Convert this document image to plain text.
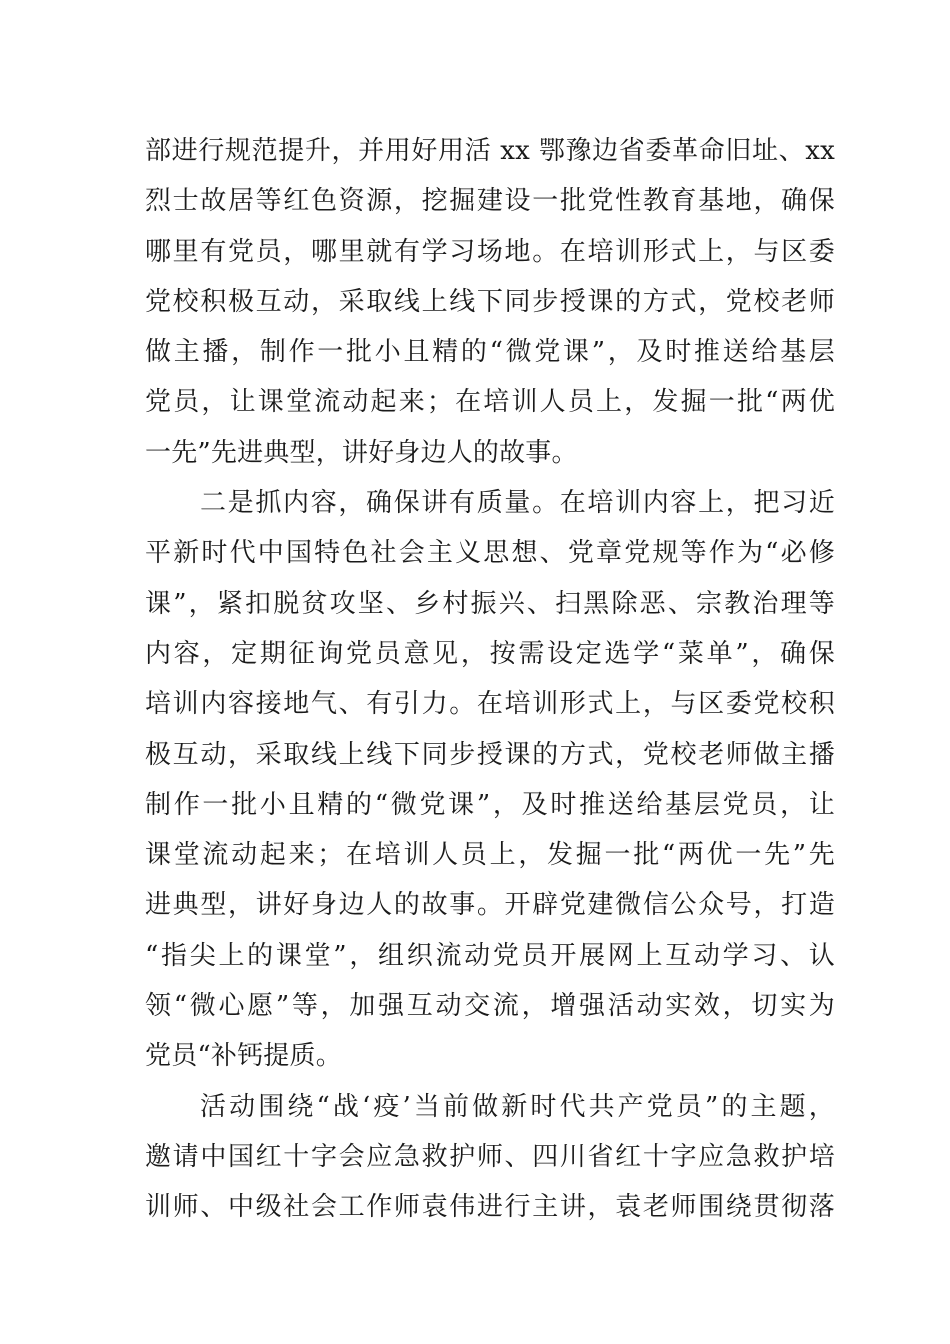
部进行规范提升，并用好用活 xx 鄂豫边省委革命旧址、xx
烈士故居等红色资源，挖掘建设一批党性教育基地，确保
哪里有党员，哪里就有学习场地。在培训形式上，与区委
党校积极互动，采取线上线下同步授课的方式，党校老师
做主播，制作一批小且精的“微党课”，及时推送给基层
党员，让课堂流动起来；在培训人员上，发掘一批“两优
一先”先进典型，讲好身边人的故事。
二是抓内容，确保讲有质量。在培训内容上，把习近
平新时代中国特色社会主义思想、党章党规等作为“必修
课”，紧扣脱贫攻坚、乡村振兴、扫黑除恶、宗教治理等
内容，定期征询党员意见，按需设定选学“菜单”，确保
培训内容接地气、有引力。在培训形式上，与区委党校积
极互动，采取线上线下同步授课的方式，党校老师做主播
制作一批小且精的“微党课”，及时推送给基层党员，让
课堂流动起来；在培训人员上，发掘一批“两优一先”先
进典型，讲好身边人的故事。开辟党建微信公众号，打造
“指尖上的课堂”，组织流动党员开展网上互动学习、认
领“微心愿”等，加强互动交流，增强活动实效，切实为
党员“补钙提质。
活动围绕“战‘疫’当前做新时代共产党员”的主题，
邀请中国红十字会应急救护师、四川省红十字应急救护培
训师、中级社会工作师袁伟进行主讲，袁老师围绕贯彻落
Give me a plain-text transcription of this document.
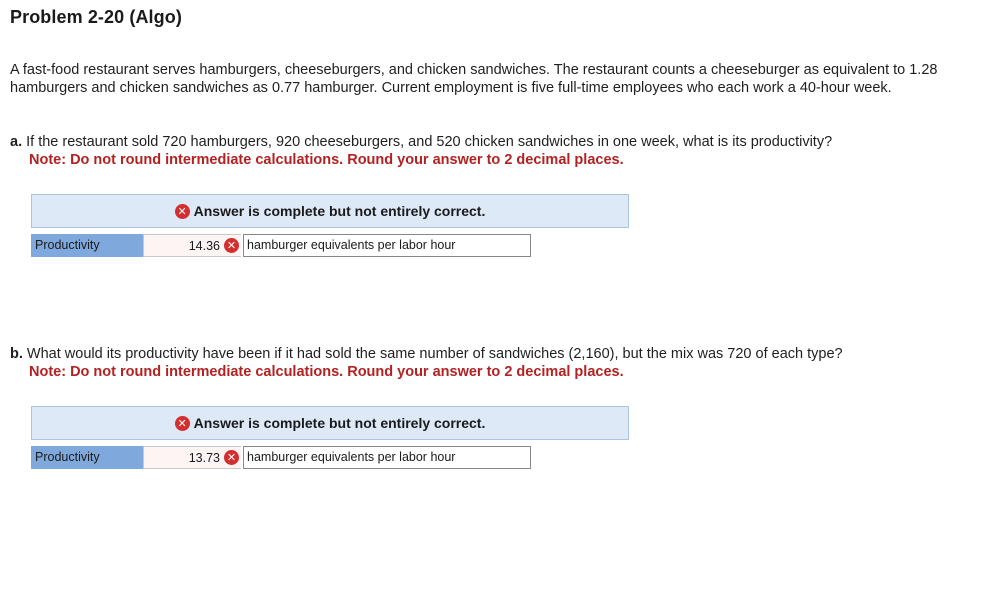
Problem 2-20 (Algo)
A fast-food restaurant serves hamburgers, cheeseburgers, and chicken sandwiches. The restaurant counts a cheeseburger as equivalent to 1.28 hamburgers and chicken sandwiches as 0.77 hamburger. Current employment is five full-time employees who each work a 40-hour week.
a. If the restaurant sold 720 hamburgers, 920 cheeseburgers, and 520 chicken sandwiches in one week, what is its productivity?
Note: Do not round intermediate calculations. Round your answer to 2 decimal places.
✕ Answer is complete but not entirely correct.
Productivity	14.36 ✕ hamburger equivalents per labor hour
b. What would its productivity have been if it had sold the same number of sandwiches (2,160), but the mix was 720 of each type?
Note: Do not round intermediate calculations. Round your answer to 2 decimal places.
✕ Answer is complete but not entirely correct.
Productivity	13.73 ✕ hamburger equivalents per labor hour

------------------------------------------------------------------------

→ What to produce
Skipping the pictures, transcribe each line above exactly as it appears.

→ Response for this exercise
Convert this document image to plain text.
部进行规范提升，并用好用活 xx 鄂豫边省委革命旧址、xx
烈士故居等红色资源，挖掘建设一批党性教育基地，确保
哪里有党员，哪里就有学习场地。在培训形式上，与区委
党校积极互动，采取线上线下同步授课的方式，党校老师
做主播，制作一批小且精的“微党课”，及时推送给基层
党员，让课堂流动起来；在培训人员上，发掘一批“两优
一先”先进典型，讲好身边人的故事。
二是抓内容，确保讲有质量。在培训内容上，把习近
平新时代中国特色社会主义思想、党章党规等作为“必修
课”，紧扣脱贫攻坚、乡村振兴、扫黑除恶、宗教治理等
内容，定期征询党员意见，按需设定选学“菜单”，确保
培训内容接地气、有引力。在培训形式上，与区委党校积
极互动，采取线上线下同步授课的方式，党校老师做主播
制作一批小且精的“微党课”，及时推送给基层党员，让
课堂流动起来；在培训人员上，发掘一批“两优一先”先
进典型，讲好身边人的故事。开辟党建微信公众号，打造
“指尖上的课堂”，组织流动党员开展网上互动学习、认
领“微心愿”等，加强互动交流，增强活动实效，切实为
党员“补钙提质。
活动围绕“战‘疫’当前做新时代共产党员”的主题，
邀请中国红十字会应急救护师、四川省红十字应急救护培
训师、中级社会工作师袁伟进行主讲，袁老师围绕贯彻落
Give me a plain-text transcription of this document.
Problem 2-20 (Algo)
A fast-food restaurant serves hamburgers, cheeseburgers, and chicken sandwiches. The restaurant counts a cheeseburger as equivalent to 1.28 hamburgers and chicken sandwiches as 0.77 hamburger. Current employment is five full-time employees who each work a 40-hour week.
a. If the restaurant sold 720 hamburgers, 920 cheeseburgers, and 520 chicken sandwiches in one week, what is its productivity?
Note: Do not round intermediate calculations. Round your answer to 2 decimal places.
✕ Answer is complete but not entirely correct.
Productivity	14.36 ✕ hamburger equivalents per labor hour
b. What would its productivity have been if it had sold the same number of sandwiches (2,160), but the mix was 720 of each type?
Note: Do not round intermediate calculations. Round your answer to 2 decimal places.
✕ Answer is complete but not entirely correct.
Productivity	13.73 ✕ hamburger equivalents per labor hour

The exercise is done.